--- AIM ---
Copy the data precisely, keeping every character.

--- RECORDS FOR THE EXERCISE ---
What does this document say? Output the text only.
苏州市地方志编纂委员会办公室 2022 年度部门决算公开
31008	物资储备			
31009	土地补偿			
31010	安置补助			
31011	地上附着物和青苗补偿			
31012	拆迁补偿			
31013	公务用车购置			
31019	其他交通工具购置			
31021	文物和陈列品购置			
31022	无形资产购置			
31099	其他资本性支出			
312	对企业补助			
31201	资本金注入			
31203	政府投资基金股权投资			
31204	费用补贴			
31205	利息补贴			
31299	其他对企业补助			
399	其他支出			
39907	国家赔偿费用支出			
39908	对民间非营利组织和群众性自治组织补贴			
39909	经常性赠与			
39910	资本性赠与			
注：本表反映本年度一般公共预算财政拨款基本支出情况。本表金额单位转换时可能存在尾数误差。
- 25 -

--- EXPECTED OUTPUT ---
What does this document say? Output the text only.
苏州市地方志编纂委员会办公室 2022 年度部门决算公开
31008	物资储备			
31009	土地补偿			
31010	安置补助			
31011	地上附着物和青苗补偿			
31012	拆迁补偿			
31013	公务用车购置			
31019	其他交通工具购置			
31021	文物和陈列品购置			
31022	无形资产购置			
31099	其他资本性支出			
312	对企业补助			
31201	资本金注入			
31203	政府投资基金股权投资			
31204	费用补贴			
31205	利息补贴			
31299	其他对企业补助			
399	其他支出			
39907	国家赔偿费用支出			
39908	对民间非营利组织和群众性自治组织补贴			
39909	经常性赠与			
39910	资本性赠与			
注：本表反映本年度一般公共预算财政拨款基本支出情况。本表金额单位转换时可能存在尾数误差。
- 25 -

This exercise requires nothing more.